* Job
Quote the whole listing verbatim.

* Source data
◆ ◆ ◆
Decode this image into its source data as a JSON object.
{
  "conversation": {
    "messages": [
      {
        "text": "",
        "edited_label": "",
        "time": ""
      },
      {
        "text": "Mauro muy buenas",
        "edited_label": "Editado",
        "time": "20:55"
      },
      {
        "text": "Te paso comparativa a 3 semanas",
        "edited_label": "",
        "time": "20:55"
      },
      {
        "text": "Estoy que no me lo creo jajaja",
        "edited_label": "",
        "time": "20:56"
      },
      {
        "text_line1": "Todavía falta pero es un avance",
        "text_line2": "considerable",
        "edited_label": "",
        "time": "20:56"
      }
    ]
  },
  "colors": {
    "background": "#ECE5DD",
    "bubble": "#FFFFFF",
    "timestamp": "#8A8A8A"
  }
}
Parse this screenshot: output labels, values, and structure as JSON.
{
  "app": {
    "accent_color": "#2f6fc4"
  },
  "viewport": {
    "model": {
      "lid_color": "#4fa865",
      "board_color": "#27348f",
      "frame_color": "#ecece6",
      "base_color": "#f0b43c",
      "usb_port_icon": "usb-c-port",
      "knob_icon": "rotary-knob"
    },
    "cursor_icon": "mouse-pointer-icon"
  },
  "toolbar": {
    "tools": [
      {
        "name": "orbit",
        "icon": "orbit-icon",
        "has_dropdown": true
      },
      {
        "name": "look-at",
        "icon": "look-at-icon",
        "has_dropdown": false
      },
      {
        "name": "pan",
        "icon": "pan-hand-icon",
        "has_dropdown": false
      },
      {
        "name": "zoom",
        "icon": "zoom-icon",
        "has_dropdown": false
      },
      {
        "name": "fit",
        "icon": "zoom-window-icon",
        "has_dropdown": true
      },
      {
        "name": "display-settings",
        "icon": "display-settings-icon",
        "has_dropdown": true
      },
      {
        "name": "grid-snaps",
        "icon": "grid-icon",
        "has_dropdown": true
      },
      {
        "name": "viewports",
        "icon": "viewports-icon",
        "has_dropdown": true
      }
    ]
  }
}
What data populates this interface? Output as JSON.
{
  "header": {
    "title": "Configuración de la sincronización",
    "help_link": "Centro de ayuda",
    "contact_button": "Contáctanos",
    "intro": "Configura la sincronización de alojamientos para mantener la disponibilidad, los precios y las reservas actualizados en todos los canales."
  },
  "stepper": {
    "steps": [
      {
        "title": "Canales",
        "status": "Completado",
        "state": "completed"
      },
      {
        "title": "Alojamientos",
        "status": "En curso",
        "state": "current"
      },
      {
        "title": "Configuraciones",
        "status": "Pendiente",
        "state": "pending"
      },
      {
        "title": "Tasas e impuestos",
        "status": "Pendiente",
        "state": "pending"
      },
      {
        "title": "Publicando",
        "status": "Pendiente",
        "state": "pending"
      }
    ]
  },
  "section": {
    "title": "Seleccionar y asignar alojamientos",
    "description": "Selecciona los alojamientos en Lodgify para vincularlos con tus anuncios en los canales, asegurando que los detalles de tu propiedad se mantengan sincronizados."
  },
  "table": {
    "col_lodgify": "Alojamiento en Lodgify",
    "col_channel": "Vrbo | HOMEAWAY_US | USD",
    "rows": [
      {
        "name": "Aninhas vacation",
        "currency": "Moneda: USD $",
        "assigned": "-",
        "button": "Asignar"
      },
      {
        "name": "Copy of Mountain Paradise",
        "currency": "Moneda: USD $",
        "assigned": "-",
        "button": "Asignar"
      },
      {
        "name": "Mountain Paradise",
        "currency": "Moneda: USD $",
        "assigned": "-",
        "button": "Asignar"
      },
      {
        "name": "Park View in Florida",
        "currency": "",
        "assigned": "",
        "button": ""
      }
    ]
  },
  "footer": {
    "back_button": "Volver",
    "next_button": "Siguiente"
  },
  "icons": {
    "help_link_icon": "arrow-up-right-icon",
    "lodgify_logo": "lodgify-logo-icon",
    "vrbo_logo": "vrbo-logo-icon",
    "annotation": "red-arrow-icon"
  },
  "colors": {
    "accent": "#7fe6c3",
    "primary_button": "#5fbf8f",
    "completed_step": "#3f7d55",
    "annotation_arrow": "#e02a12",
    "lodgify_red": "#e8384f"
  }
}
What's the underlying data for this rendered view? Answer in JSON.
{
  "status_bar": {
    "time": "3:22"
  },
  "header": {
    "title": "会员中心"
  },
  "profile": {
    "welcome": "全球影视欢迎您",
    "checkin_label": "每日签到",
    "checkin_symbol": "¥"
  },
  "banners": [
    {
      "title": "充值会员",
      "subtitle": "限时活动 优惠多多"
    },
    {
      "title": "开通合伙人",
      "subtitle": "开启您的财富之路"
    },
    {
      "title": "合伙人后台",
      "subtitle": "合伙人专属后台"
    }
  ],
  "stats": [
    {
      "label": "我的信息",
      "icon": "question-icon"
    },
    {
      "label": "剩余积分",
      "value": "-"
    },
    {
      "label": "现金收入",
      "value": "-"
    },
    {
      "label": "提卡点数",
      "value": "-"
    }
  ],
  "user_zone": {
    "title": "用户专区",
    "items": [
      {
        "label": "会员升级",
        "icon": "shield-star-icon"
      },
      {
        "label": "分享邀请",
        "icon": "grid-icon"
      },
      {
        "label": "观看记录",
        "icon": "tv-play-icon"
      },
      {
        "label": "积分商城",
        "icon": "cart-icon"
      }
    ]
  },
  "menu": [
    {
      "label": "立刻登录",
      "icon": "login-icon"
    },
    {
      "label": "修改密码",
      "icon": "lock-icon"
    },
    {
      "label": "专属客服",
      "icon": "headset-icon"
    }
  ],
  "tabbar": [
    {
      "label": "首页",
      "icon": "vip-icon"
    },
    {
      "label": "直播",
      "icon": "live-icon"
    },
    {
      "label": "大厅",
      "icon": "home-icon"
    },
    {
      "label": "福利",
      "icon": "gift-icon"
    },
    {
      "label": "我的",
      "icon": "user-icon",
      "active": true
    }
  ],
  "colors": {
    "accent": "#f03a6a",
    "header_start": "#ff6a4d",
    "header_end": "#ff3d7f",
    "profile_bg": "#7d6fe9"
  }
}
◆ ◆ ◆
* Output
Decode this image into its source data as a JSON object.
{
  "conversation": {
    "messages": [
      {
        "text": "",
        "edited_label": "",
        "time": ""
      },
      {
        "text": "Mauro muy buenas",
        "edited_label": "Editado",
        "time": "20:55"
      },
      {
        "text": "Te paso comparativa a 3 semanas",
        "edited_label": "",
        "time": "20:55"
      },
      {
        "text": "Estoy que no me lo creo jajaja",
        "edited_label": "",
        "time": "20:56"
      },
      {
        "text_line1": "Todavía falta pero es un avance",
        "text_line2": "considerable",
        "edited_label": "",
        "time": "20:56"
      }
    ]
  },
  "colors": {
    "background": "#ECE5DD",
    "bubble": "#FFFFFF",
    "timestamp": "#8A8A8A"
  }
}
Parse this screenshot: output labels, values, and structure as JSON.
{
  "app": {
    "accent_color": "#2f6fc4"
  },
  "viewport": {
    "model": {
      "lid_color": "#4fa865",
      "board_color": "#27348f",
      "frame_color": "#ecece6",
      "base_color": "#f0b43c",
      "usb_port_icon": "usb-c-port",
      "knob_icon": "rotary-knob"
    },
    "cursor_icon": "mouse-pointer-icon"
  },
  "toolbar": {
    "tools": [
      {
        "name": "orbit",
        "icon": "orbit-icon",
        "has_dropdown": true
      },
      {
        "name": "look-at",
        "icon": "look-at-icon",
        "has_dropdown": false
      },
      {
        "name": "pan",
        "icon": "pan-hand-icon",
        "has_dropdown": false
      },
      {
        "name": "zoom",
        "icon": "zoom-icon",
        "has_dropdown": false
      },
      {
        "name": "fit",
        "icon": "zoom-window-icon",
        "has_dropdown": true
      },
      {
        "name": "display-settings",
        "icon": "display-settings-icon",
        "has_dropdown": true
      },
      {
        "name": "grid-snaps",
        "icon": "grid-icon",
        "has_dropdown": true
      },
      {
        "name": "viewports",
        "icon": "viewports-icon",
        "has_dropdown": true
      }
    ]
  }
}
What data populates this interface? Output as JSON.
{
  "header": {
    "title": "Configuración de la sincronización",
    "help_link": "Centro de ayuda",
    "contact_button": "Contáctanos",
    "intro": "Configura la sincronización de alojamientos para mantener la disponibilidad, los precios y las reservas actualizados en todos los canales."
  },
  "stepper": {
    "steps": [
      {
        "title": "Canales",
        "status": "Completado",
        "state": "completed"
      },
      {
        "title": "Alojamientos",
        "status": "En curso",
        "state": "current"
      },
      {
        "title": "Configuraciones",
        "status": "Pendiente",
        "state": "pending"
      },
      {
        "title": "Tasas e impuestos",
        "status": "Pendiente",
        "state": "pending"
      },
      {
        "title": "Publicando",
        "status": "Pendiente",
        "state": "pending"
      }
    ]
  },
  "section": {
    "title": "Seleccionar y asignar alojamientos",
    "description": "Selecciona los alojamientos en Lodgify para vincularlos con tus anuncios en los canales, asegurando que los detalles de tu propiedad se mantengan sincronizados."
  },
  "table": {
    "col_lodgify": "Alojamiento en Lodgify",
    "col_channel": "Vrbo | HOMEAWAY_US | USD",
    "rows": [
      {
        "name": "Aninhas vacation",
        "currency": "Moneda: USD $",
        "assigned": "-",
        "button": "Asignar"
      },
      {
        "name": "Copy of Mountain Paradise",
        "currency": "Moneda: USD $",
        "assigned": "-",
        "button": "Asignar"
      },
      {
        "name": "Mountain Paradise",
        "currency": "Moneda: USD $",
        "assigned": "-",
        "button": "Asignar"
      },
      {
        "name": "Park View in Florida",
        "currency": "",
        "assigned": "",
        "button": ""
      }
    ]
  },
  "footer": {
    "back_button": "Volver",
    "next_button": "Siguiente"
  },
  "icons": {
    "help_link_icon": "arrow-up-right-icon",
    "lodgify_logo": "lodgify-logo-icon",
    "vrbo_logo": "vrbo-logo-icon",
    "annotation": "red-arrow-icon"
  },
  "colors": {
    "accent": "#7fe6c3",
    "primary_button": "#5fbf8f",
    "completed_step": "#3f7d55",
    "annotation_arrow": "#e02a12",
    "lodgify_red": "#e8384f"
  }
}
What's the underlying data for this rendered view? Answer in JSON.
{
  "status_bar": {
    "time": "3:22"
  },
  "header": {
    "title": "会员中心"
  },
  "profile": {
    "welcome": "全球影视欢迎您",
    "checkin_label": "每日签到",
    "checkin_symbol": "¥"
  },
  "banners": [
    {
      "title": "充值会员",
      "subtitle": "限时活动 优惠多多"
    },
    {
      "title": "开通合伙人",
      "subtitle": "开启您的财富之路"
    },
    {
      "title": "合伙人后台",
      "subtitle": "合伙人专属后台"
    }
  ],
  "stats": [
    {
      "label": "我的信息",
      "icon": "question-icon"
    },
    {
      "label": "剩余积分",
      "value": "-"
    },
    {
      "label": "现金收入",
      "value": "-"
    },
    {
      "label": "提卡点数",
      "value": "-"
    }
  ],
  "user_zone": {
    "title": "用户专区",
    "items": [
      {
        "label": "会员升级",
        "icon": "shield-star-icon"
      },
      {
        "label": "分享邀请",
        "icon": "grid-icon"
      },
      {
        "label": "观看记录",
        "icon": "tv-play-icon"
      },
      {
        "label": "积分商城",
        "icon": "cart-icon"
      }
    ]
  },
  "menu": [
    {
      "label": "立刻登录",
      "icon": "login-icon"
    },
    {
      "label": "修改密码",
      "icon": "lock-icon"
    },
    {
      "label": "专属客服",
      "icon": "headset-icon"
    }
  ],
  "tabbar": [
    {
      "label": "首页",
      "icon": "vip-icon"
    },
    {
      "label": "直播",
      "icon": "live-icon"
    },
    {
      "label": "大厅",
      "icon": "home-icon"
    },
    {
      "label": "福利",
      "icon": "gift-icon"
    },
    {
      "label": "我的",
      "icon": "user-icon",
      "active": true
    }
  ],
  "colors": {
    "accent": "#f03a6a",
    "header_start": "#ff6a4d",
    "header_end": "#ff3d7f",
    "profile_bg": "#7d6fe9"
  }
}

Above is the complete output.